— Given instruction —
Please transcribe the data that follows without the pictures, keeping every word the same.

— start of Entries provided —

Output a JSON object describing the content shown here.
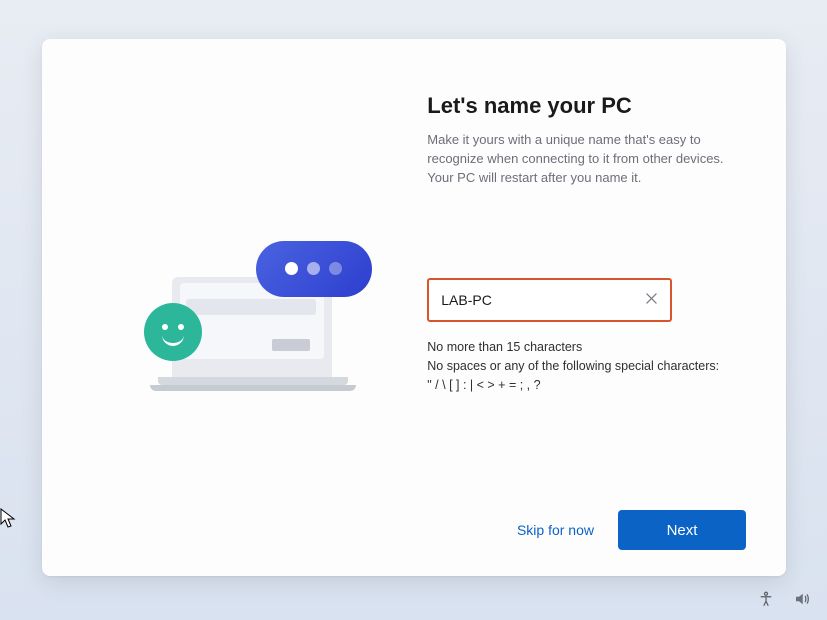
{
  "heading": "Let's name your PC",
  "subtitle": "Make it yours with a unique name that's easy to recognize when connecting to it from other devices. Your PC will restart after you name it.",
  "input": {
    "value": "LAB-PC",
    "placeholder": ""
  },
  "rules": {
    "line1": "No more than 15 characters",
    "line2": "No spaces or any of the following special characters:",
    "line3": "\" / \\ [ ] : | < > + = ; , ?"
  },
  "actions": {
    "skip": "Skip for now",
    "next": "Next"
  },
  "tray": {
    "accessibility": "accessibility-icon",
    "volume": "volume-icon"
  },
  "colors": {
    "accent": "#0b63c5",
    "highlight_border": "#d9532c"
  }
}
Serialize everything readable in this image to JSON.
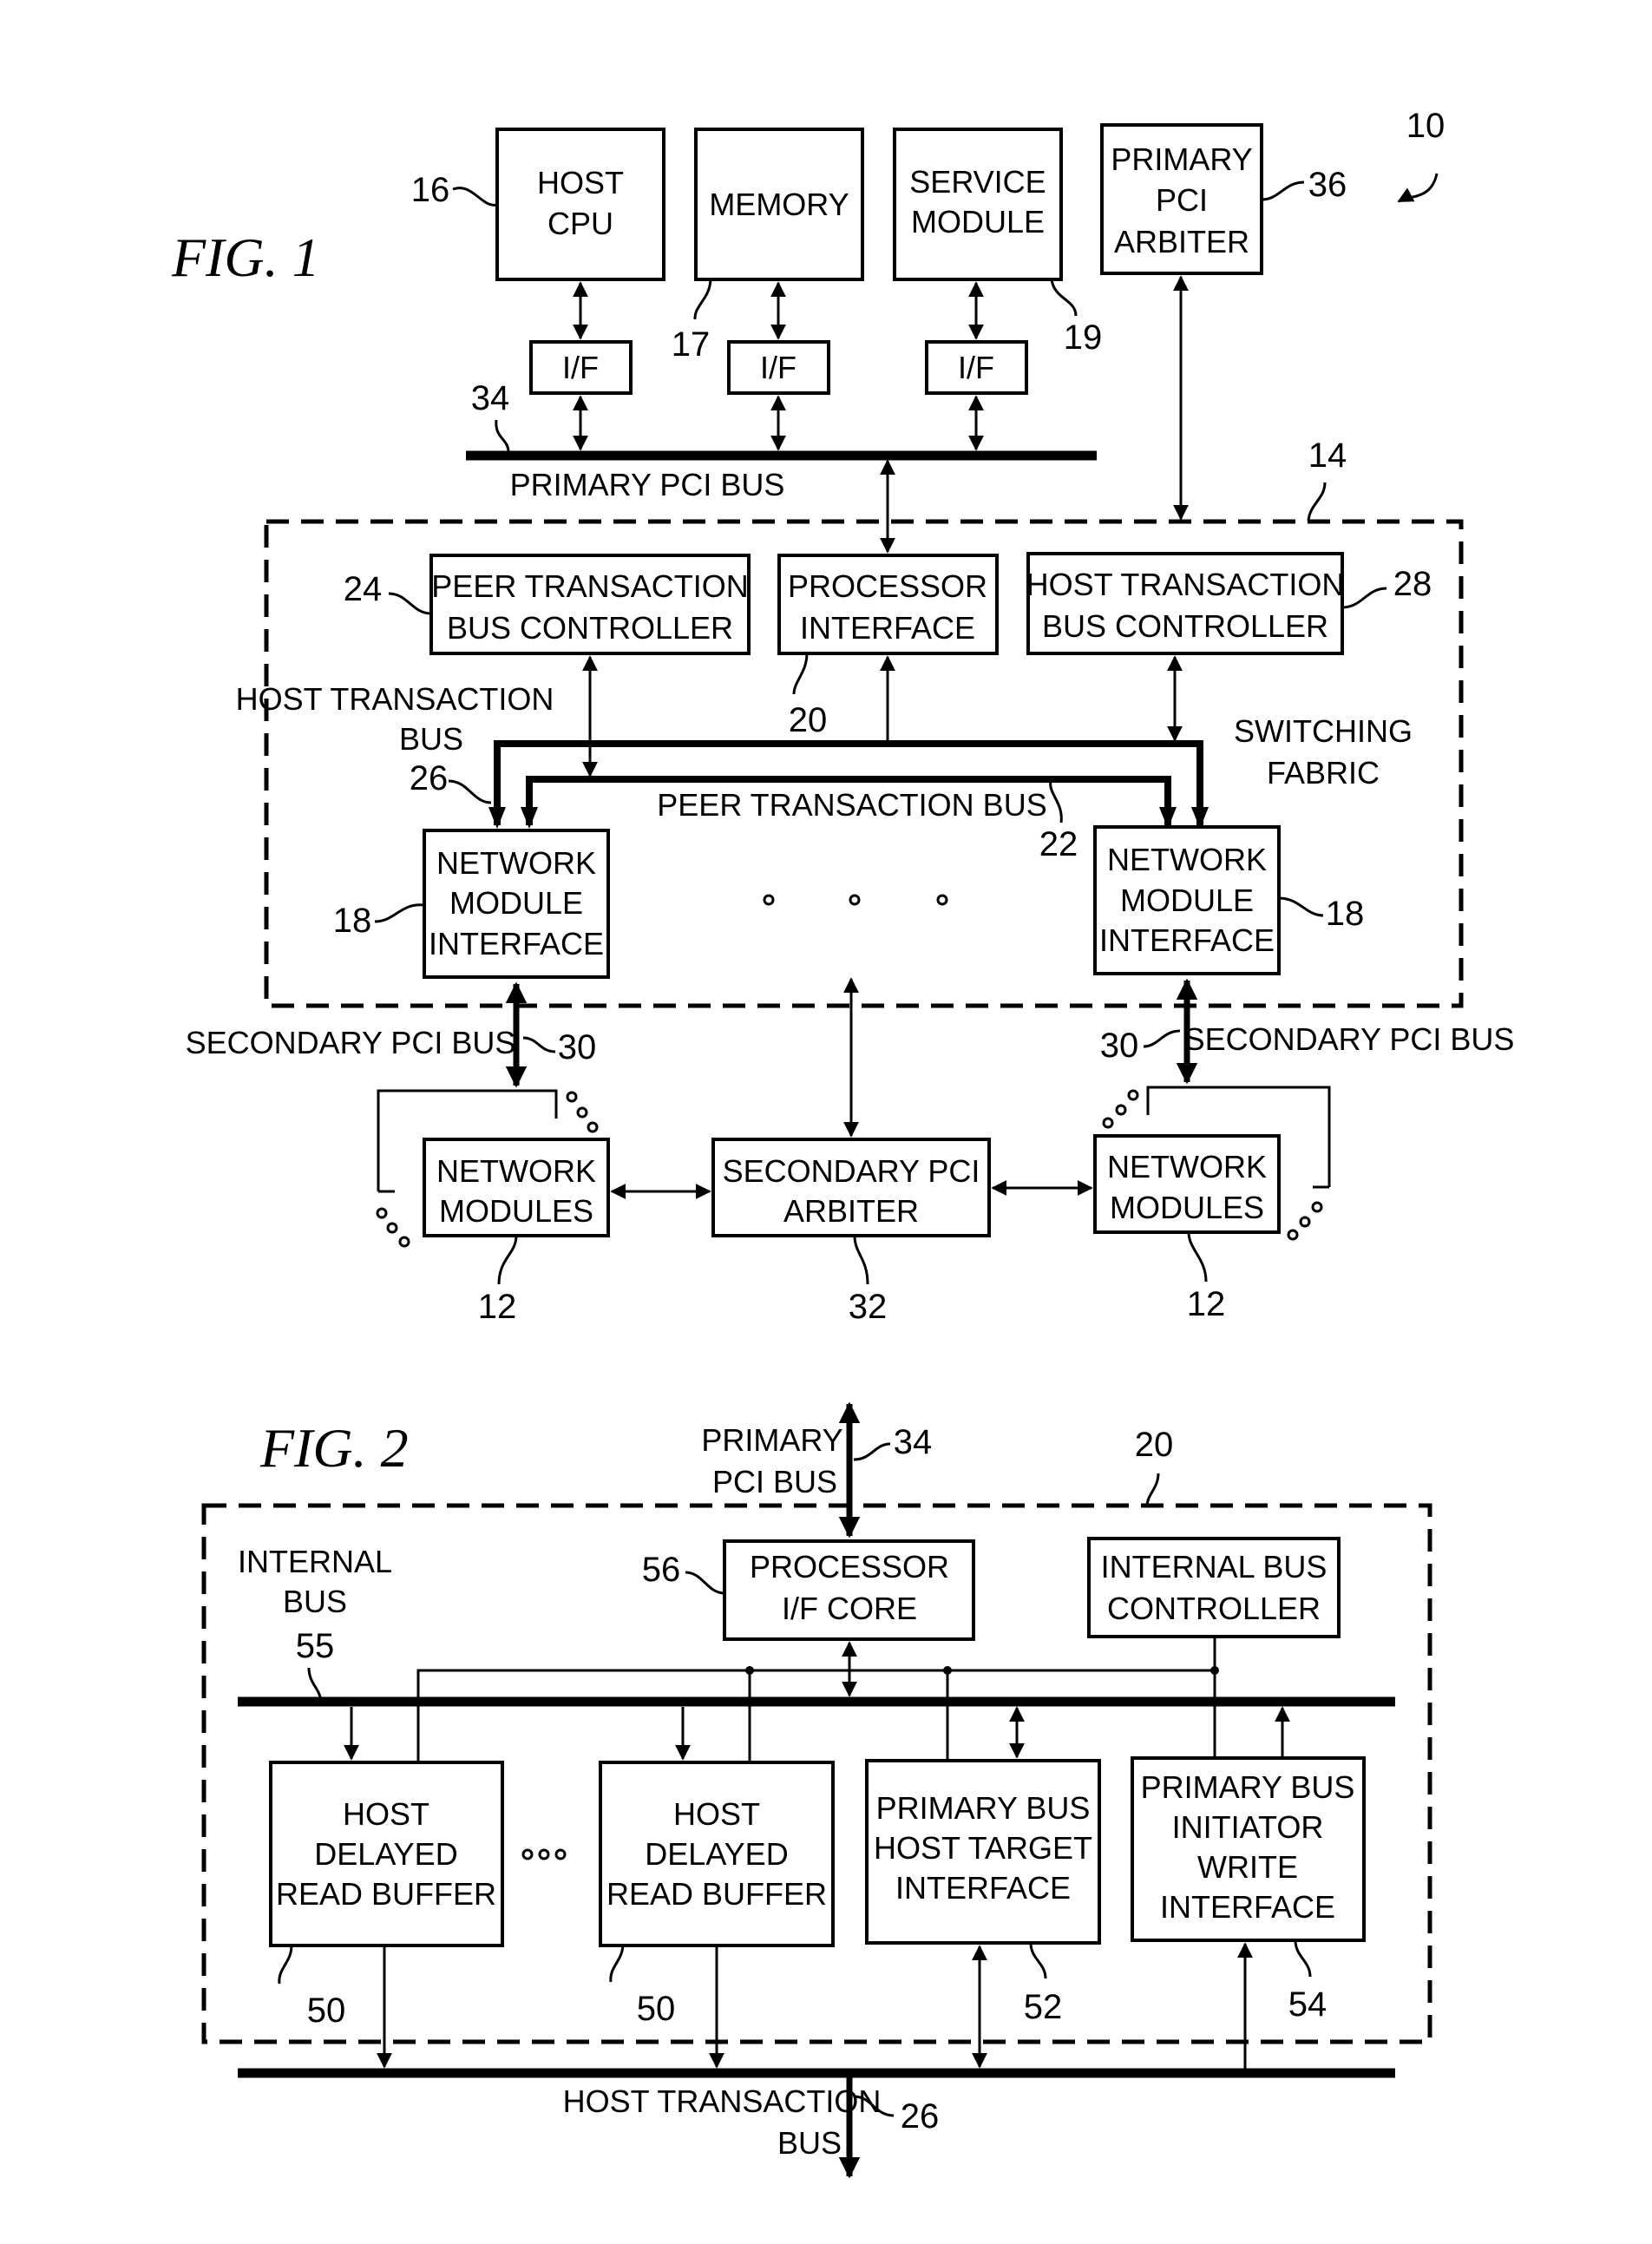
{
  "fig1": {
    "title": "FIG.  1",
    "system_ref": "10",
    "blocks": {
      "host_cpu": {
        "lines": [
          "HOST",
          "CPU"
        ],
        "ref": "16"
      },
      "memory": {
        "lines": [
          "MEMORY"
        ],
        "ref": "17"
      },
      "service_module": {
        "lines": [
          "SERVICE",
          "MODULE"
        ],
        "ref": "19"
      },
      "primary_pci_arbiter": {
        "lines": [
          "PRIMARY",
          "PCI",
          "ARBITER"
        ],
        "ref": "36"
      },
      "if_label": "I/F",
      "peer_tbc": {
        "lines": [
          "PEER  TRANSACTION",
          "BUS  CONTROLLER"
        ],
        "ref": "24"
      },
      "processor_interface": {
        "lines": [
          "PROCESSOR",
          "INTERFACE"
        ],
        "ref": "20"
      },
      "host_tbc": {
        "lines": [
          "HOST  TRANSACTION",
          "BUS  CONTROLLER"
        ],
        "ref": "28"
      },
      "nmi_left": {
        "lines": [
          "NETWORK",
          "MODULE",
          "INTERFACE"
        ],
        "ref": "18"
      },
      "nmi_right": {
        "lines": [
          "NETWORK",
          "MODULE",
          "INTERFACE"
        ],
        "ref": "18"
      },
      "nm_left": {
        "lines": [
          "NETWORK",
          "MODULES"
        ],
        "ref": "12"
      },
      "secondary_arbiter": {
        "lines": [
          "SECONDARY  PCI",
          "ARBITER"
        ],
        "ref": "32"
      },
      "nm_right": {
        "lines": [
          "NETWORK",
          "MODULES"
        ],
        "ref": "12"
      }
    },
    "labels": {
      "primary_pci_bus": "PRIMARY  PCI  BUS",
      "primary_pci_bus_ref": "34",
      "switching_fabric": [
        "SWITCHING",
        "FABRIC"
      ],
      "switching_fabric_ref": "14",
      "host_transaction_bus": [
        "HOST  TRANSACTION",
        "BUS"
      ],
      "host_transaction_bus_ref": "26",
      "peer_transaction_bus": "PEER  TRANSACTION  BUS",
      "peer_transaction_bus_ref": "22",
      "secondary_pci_bus_left": "SECONDARY  PCI  BUS",
      "secondary_pci_bus_right": "SECONDARY  PCI  BUS",
      "secondary_pci_bus_ref": "30"
    }
  },
  "fig2": {
    "title": "FIG.  2",
    "container_ref": "20",
    "blocks": {
      "processor_if_core": {
        "lines": [
          "PROCESSOR",
          "I/F  CORE"
        ],
        "ref": "56"
      },
      "internal_bus_controller": {
        "lines": [
          "INTERNAL  BUS",
          "CONTROLLER"
        ]
      },
      "hdrb_1": {
        "lines": [
          "HOST",
          "DELAYED",
          "READ  BUFFER"
        ],
        "ref": "50"
      },
      "hdrb_2": {
        "lines": [
          "HOST",
          "DELAYED",
          "READ  BUFFER"
        ],
        "ref": "50"
      },
      "pb_host_target": {
        "lines": [
          "PRIMARY  BUS",
          "HOST  TARGET",
          "INTERFACE"
        ],
        "ref": "52"
      },
      "pb_initiator_write": {
        "lines": [
          "PRIMARY  BUS",
          "INITIATOR",
          "WRITE",
          "INTERFACE"
        ],
        "ref": "54"
      }
    },
    "labels": {
      "primary_pci_bus": [
        "PRIMARY",
        "PCI  BUS"
      ],
      "primary_pci_bus_ref": "34",
      "internal_bus": [
        "INTERNAL",
        "BUS"
      ],
      "internal_bus_ref": "55",
      "host_transaction_bus": [
        "HOST  TRANSACTION",
        "BUS"
      ],
      "host_transaction_bus_ref": "26"
    }
  }
}
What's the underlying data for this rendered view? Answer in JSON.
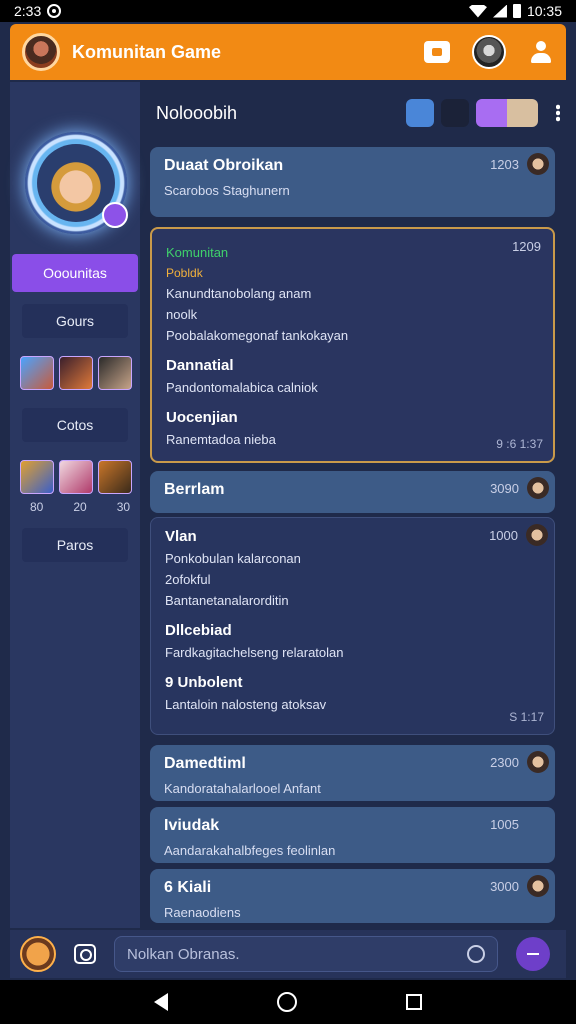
{
  "status": {
    "time": "2:33",
    "right_time": "10:35"
  },
  "header": {
    "title": "Komunitan Game"
  },
  "sidebar": {
    "active": "Ooounitas",
    "buttons": [
      "Gours",
      "Cotos",
      "Paros"
    ],
    "thumb_nums": [
      "80",
      "20",
      "30"
    ]
  },
  "main": {
    "title": "Nolooobih"
  },
  "cards": [
    {
      "title": "Duaat Obroikan",
      "sub": "Scarobos Staghunern",
      "time": "1203"
    },
    {
      "kicker": "Komunitan",
      "label": "Pobldk",
      "lines": [
        "Kanundtanobolang anam",
        "noolk",
        "Poobalakomegonaf tankokayan"
      ],
      "h2": "Dannatial",
      "l2": "Pandontomalabica calniok",
      "h3": "Uocenjian",
      "l3": "Ranemtadoa nieba",
      "time": "1209",
      "corner": "9 :6 1:37"
    },
    {
      "title": "Berrlam",
      "time": "3090"
    },
    {
      "h1": "Vlan",
      "l1a": "Ponkobulan kalarconan",
      "l1b": "2ofokful",
      "l1c": "Bantanetanalarorditin",
      "h2": "Dllcebiad",
      "l2": "Fardkagitachelseng relaratolan",
      "h3": "9 Unbolent",
      "l3": "Lantaloin nalosteng atoksav",
      "time": "1000",
      "corner": "S 1:17"
    },
    {
      "title": "Damedtiml",
      "sub": "Kandoratahalarlooel Anfant",
      "time": "2300"
    },
    {
      "title": "Iviudak",
      "sub": "Aandarakahalbfeges feolinlan",
      "time": "1005"
    },
    {
      "title": "6 Kiali",
      "sub": "Raenaodiens",
      "time": "3000"
    }
  ],
  "composer": {
    "placeholder": "Nolkan Obranas."
  }
}
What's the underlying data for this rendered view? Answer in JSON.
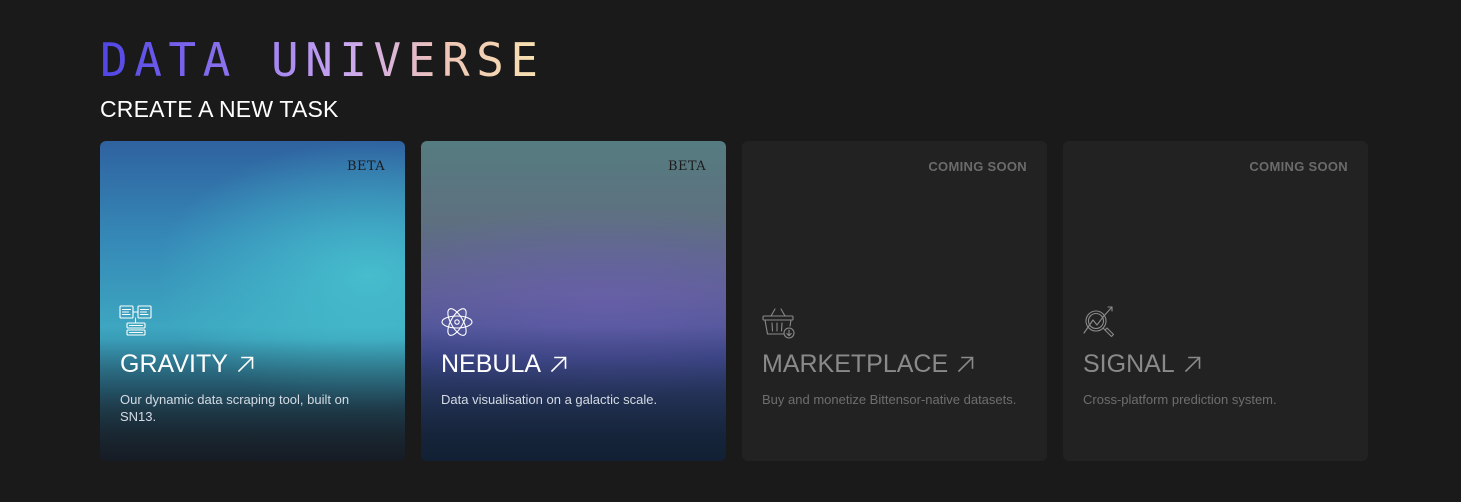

— end of Entries provided —

— Answer —
Output a JSON object describing the content shown here.
{
  "heading": "Let's name your PC",
  "subtitle": "Make it yours with a unique name that's easy to recognize when connecting to it from other devices. Your PC will restart after you name it.",
  "input": {
    "value": "LAB-PC",
    "placeholder": ""
  },
  "rules": {
    "line1": "No more than 15 characters",
    "line2": "No spaces or any of the following special characters:",
    "line3": "\" / \\ [ ] : | < > + = ; , ?"
  },
  "actions": {
    "skip": "Skip for now",
    "next": "Next"
  },
  "tray": {
    "accessibility": "accessibility-icon",
    "volume": "volume-icon"
  },
  "colors": {
    "accent": "#0b63c5",
    "highlight_border": "#d9532c"
  }
}
Serialize everything readable in this image to JSON.
{
  "fig1": {
    "title": "FIG.  1",
    "system_ref": "10",
    "blocks": {
      "host_cpu": {
        "lines": [
          "HOST",
          "CPU"
        ],
        "ref": "16"
      },
      "memory": {
        "lines": [
          "MEMORY"
        ],
        "ref": "17"
      },
      "service_module": {
        "lines": [
          "SERVICE",
          "MODULE"
        ],
        "ref": "19"
      },
      "primary_pci_arbiter": {
        "lines": [
          "PRIMARY",
          "PCI",
          "ARBITER"
        ],
        "ref": "36"
      },
      "if_label": "I/F",
      "peer_tbc": {
        "lines": [
          "PEER  TRANSACTION",
          "BUS  CONTROLLER"
        ],
        "ref": "24"
      },
      "processor_interface": {
        "lines": [
          "PROCESSOR",
          "INTERFACE"
        ],
        "ref": "20"
      },
      "host_tbc": {
        "lines": [
          "HOST  TRANSACTION",
          "BUS  CONTROLLER"
        ],
        "ref": "28"
      },
      "nmi_left": {
        "lines": [
          "NETWORK",
          "MODULE",
          "INTERFACE"
        ],
        "ref": "18"
      },
      "nmi_right": {
        "lines": [
          "NETWORK",
          "MODULE",
          "INTERFACE"
        ],
        "ref": "18"
      },
      "nm_left": {
        "lines": [
          "NETWORK",
          "MODULES"
        ],
        "ref": "12"
      },
      "secondary_arbiter": {
        "lines": [
          "SECONDARY  PCI",
          "ARBITER"
        ],
        "ref": "32"
      },
      "nm_right": {
        "lines": [
          "NETWORK",
          "MODULES"
        ],
        "ref": "12"
      }
    },
    "labels": {
      "primary_pci_bus": "PRIMARY  PCI  BUS",
      "primary_pci_bus_ref": "34",
      "switching_fabric": [
        "SWITCHING",
        "FABRIC"
      ],
      "switching_fabric_ref": "14",
      "host_transaction_bus": [
        "HOST  TRANSACTION",
        "BUS"
      ],
      "host_transaction_bus_ref": "26",
      "peer_transaction_bus": "PEER  TRANSACTION  BUS",
      "peer_transaction_bus_ref": "22",
      "secondary_pci_bus_left": "SECONDARY  PCI  BUS",
      "secondary_pci_bus_right": "SECONDARY  PCI  BUS",
      "secondary_pci_bus_ref": "30"
    }
  },
  "fig2": {
    "title": "FIG.  2",
    "container_ref": "20",
    "blocks": {
      "processor_if_core": {
        "lines": [
          "PROCESSOR",
          "I/F  CORE"
        ],
        "ref": "56"
      },
      "internal_bus_controller": {
        "lines": [
          "INTERNAL  BUS",
          "CONTROLLER"
        ]
      },
      "hdrb_1": {
        "lines": [
          "HOST",
          "DELAYED",
          "READ  BUFFER"
        ],
        "ref": "50"
      },
      "hdrb_2": {
        "lines": [
          "HOST",
          "DELAYED",
          "READ  BUFFER"
        ],
        "ref": "50"
      },
      "pb_host_target": {
        "lines": [
          "PRIMARY  BUS",
          "HOST  TARGET",
          "INTERFACE"
        ],
        "ref": "52"
      },
      "pb_initiator_write": {
        "lines": [
          "PRIMARY  BUS",
          "INITIATOR",
          "WRITE",
          "INTERFACE"
        ],
        "ref": "54"
      }
    },
    "labels": {
      "primary_pci_bus": [
        "PRIMARY",
        "PCI  BUS"
      ],
      "primary_pci_bus_ref": "34",
      "internal_bus": [
        "INTERNAL",
        "BUS"
      ],
      "internal_bus_ref": "55",
      "host_transaction_bus": [
        "HOST  TRANSACTION",
        "BUS"
      ],
      "host_transaction_bus_ref": "26"
    }
  }
}
What's the underlying data for this rendered view? Answer in JSON.
{
  "status": {
    "time": "2:33",
    "right_time": "10:35"
  },
  "header": {
    "title": "Komunitan Game"
  },
  "sidebar": {
    "active": "Ooounitas",
    "buttons": [
      "Gours",
      "Cotos",
      "Paros"
    ],
    "thumb_nums": [
      "80",
      "20",
      "30"
    ]
  },
  "main": {
    "title": "Nolooobih"
  },
  "cards": [
    {
      "title": "Duaat Obroikan",
      "sub": "Scarobos Staghunern",
      "time": "1203"
    },
    {
      "kicker": "Komunitan",
      "label": "Pobldk",
      "lines": [
        "Kanundtanobolang anam",
        "noolk",
        "Poobalakomegonaf tankokayan"
      ],
      "h2": "Dannatial",
      "l2": "Pandontomalabica calniok",
      "h3": "Uocenjian",
      "l3": "Ranemtadoa nieba",
      "time": "1209",
      "corner": "9 :6 1:37"
    },
    {
      "title": "Berrlam",
      "time": "3090"
    },
    {
      "h1": "Vlan",
      "l1a": "Ponkobulan kalarconan",
      "l1b": "2ofokful",
      "l1c": "Bantanetanalarorditin",
      "h2": "Dllcebiad",
      "l2": "Fardkagitachelseng relaratolan",
      "h3": "9 Unbolent",
      "l3": "Lantaloin nalosteng atoksav",
      "time": "1000",
      "corner": "S 1:17"
    },
    {
      "title": "Damedtiml",
      "sub": "Kandoratahalarlooel Anfant",
      "time": "2300"
    },
    {
      "title": "Iviudak",
      "sub": "Aandarakahalbfeges feolinlan",
      "time": "1005"
    },
    {
      "title": "6 Kiali",
      "sub": "Raenaodiens",
      "time": "3000"
    }
  ],
  "composer": {
    "placeholder": "Nolkan Obranas."
  }
}
What's the underlying data for this rendered view? Answer in JSON.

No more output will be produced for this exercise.